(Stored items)
============================================================
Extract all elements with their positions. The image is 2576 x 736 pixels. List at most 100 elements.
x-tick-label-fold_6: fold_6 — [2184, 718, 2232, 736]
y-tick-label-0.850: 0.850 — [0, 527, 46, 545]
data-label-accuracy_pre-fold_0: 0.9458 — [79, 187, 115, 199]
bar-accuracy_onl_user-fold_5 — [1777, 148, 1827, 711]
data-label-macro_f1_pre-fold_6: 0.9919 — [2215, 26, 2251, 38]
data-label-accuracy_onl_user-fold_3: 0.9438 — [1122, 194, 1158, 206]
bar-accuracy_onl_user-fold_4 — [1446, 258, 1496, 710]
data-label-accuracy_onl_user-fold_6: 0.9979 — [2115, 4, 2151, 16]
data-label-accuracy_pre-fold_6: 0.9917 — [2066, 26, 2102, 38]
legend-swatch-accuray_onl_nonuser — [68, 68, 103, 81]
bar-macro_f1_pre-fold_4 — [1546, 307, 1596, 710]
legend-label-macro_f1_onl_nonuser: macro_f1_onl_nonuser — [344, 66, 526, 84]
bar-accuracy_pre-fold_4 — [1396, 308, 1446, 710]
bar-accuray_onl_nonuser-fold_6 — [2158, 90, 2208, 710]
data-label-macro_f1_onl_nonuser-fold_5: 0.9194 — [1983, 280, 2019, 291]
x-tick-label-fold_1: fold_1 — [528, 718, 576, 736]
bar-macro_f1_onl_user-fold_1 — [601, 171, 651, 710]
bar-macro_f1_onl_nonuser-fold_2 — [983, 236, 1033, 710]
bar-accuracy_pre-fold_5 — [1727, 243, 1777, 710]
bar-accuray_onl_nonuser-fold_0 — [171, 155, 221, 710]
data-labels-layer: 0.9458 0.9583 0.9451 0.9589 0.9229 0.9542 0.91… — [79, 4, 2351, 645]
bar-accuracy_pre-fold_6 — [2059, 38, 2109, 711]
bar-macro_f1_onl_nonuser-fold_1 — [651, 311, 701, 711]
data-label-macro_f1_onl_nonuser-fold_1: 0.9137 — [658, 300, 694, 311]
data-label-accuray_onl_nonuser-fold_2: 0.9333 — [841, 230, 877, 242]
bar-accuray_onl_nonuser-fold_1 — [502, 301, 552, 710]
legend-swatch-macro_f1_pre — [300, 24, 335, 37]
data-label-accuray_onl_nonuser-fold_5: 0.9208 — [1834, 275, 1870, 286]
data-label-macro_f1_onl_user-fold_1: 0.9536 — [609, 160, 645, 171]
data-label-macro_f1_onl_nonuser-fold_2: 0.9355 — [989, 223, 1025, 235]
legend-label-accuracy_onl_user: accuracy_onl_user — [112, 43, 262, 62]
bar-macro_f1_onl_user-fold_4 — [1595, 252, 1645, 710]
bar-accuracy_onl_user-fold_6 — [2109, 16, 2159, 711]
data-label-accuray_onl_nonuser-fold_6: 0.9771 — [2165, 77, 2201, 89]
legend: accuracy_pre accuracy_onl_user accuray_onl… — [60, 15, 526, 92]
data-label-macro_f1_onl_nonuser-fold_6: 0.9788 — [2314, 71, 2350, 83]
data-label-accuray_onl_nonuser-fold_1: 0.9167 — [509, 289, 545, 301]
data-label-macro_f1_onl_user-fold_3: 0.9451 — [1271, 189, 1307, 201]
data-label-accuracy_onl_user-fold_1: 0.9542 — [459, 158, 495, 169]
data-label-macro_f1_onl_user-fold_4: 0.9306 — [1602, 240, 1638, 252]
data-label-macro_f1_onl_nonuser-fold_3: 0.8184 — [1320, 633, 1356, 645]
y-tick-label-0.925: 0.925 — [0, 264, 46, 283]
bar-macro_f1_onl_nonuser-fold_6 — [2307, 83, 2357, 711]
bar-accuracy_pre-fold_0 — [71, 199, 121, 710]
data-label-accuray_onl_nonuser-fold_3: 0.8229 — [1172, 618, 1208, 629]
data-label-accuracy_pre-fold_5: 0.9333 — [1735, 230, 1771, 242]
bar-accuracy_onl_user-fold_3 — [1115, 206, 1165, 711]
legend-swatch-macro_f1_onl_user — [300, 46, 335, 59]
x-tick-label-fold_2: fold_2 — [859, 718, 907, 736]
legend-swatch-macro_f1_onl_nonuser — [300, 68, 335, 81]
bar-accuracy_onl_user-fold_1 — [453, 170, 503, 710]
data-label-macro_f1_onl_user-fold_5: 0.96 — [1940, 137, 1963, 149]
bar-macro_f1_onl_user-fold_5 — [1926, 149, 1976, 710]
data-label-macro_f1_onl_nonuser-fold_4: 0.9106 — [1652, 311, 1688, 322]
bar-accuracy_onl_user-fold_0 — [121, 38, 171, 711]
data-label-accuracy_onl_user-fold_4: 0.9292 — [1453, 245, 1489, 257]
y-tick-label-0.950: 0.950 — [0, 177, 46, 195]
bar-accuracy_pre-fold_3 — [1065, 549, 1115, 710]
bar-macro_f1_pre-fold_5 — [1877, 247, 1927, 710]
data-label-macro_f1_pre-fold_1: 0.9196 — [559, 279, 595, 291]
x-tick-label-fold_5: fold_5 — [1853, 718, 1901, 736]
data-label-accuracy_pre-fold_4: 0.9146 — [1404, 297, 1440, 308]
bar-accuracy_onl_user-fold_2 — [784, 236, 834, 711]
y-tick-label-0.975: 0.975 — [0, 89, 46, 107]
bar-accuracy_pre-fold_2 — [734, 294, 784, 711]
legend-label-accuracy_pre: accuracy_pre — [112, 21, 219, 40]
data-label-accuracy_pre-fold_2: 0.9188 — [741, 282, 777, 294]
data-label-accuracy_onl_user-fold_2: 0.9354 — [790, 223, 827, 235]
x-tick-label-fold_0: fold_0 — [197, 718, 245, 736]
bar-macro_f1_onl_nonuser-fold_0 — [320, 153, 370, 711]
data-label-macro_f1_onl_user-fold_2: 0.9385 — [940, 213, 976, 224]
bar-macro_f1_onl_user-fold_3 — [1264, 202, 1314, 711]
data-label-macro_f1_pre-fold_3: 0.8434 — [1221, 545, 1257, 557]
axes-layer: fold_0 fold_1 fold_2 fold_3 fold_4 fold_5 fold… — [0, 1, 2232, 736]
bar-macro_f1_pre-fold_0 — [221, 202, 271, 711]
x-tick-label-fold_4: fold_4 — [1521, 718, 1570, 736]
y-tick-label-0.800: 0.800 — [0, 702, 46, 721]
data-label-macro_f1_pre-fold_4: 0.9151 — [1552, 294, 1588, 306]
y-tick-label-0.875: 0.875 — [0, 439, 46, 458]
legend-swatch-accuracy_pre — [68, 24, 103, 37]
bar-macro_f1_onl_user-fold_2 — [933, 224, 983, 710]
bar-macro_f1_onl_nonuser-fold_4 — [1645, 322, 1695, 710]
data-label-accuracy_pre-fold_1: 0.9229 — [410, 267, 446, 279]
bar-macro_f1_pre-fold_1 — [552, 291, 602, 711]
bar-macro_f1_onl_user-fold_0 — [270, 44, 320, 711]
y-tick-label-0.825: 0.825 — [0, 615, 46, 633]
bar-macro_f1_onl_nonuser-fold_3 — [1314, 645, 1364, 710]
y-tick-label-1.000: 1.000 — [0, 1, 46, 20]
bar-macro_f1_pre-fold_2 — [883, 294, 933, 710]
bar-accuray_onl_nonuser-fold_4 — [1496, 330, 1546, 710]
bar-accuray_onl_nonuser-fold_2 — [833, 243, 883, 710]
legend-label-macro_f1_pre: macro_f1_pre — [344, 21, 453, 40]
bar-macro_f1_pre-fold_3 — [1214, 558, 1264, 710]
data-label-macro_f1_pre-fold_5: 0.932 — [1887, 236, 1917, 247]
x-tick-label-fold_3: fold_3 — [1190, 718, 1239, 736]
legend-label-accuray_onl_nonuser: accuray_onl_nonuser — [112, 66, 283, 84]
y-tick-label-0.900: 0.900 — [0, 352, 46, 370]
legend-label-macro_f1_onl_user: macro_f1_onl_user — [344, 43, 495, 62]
============================================================
Reproduce the data word for word, from the first line through the line that contains "legend-swatch-accuray_onl_nonuser — [68, 68, 103, 81]", including both. Give only those lines.

Extract all elements with their positions. The image is 2576 x 736 pixels. List at most 100 elements.
x-tick-label-fold_6: fold_6 — [2184, 718, 2232, 736]
y-tick-label-0.850: 0.850 — [0, 527, 46, 545]
data-label-accuracy_pre-fold_0: 0.9458 — [79, 187, 115, 199]
bar-accuracy_onl_user-fold_5 — [1777, 148, 1827, 711]
data-label-macro_f1_pre-fold_6: 0.9919 — [2215, 26, 2251, 38]
data-label-accuracy_onl_user-fold_3: 0.9438 — [1122, 194, 1158, 206]
bar-accuracy_onl_user-fold_4 — [1446, 258, 1496, 710]
data-label-accuracy_onl_user-fold_6: 0.9979 — [2115, 4, 2151, 16]
data-label-accuracy_pre-fold_6: 0.9917 — [2066, 26, 2102, 38]
legend-swatch-accuray_onl_nonuser — [68, 68, 103, 81]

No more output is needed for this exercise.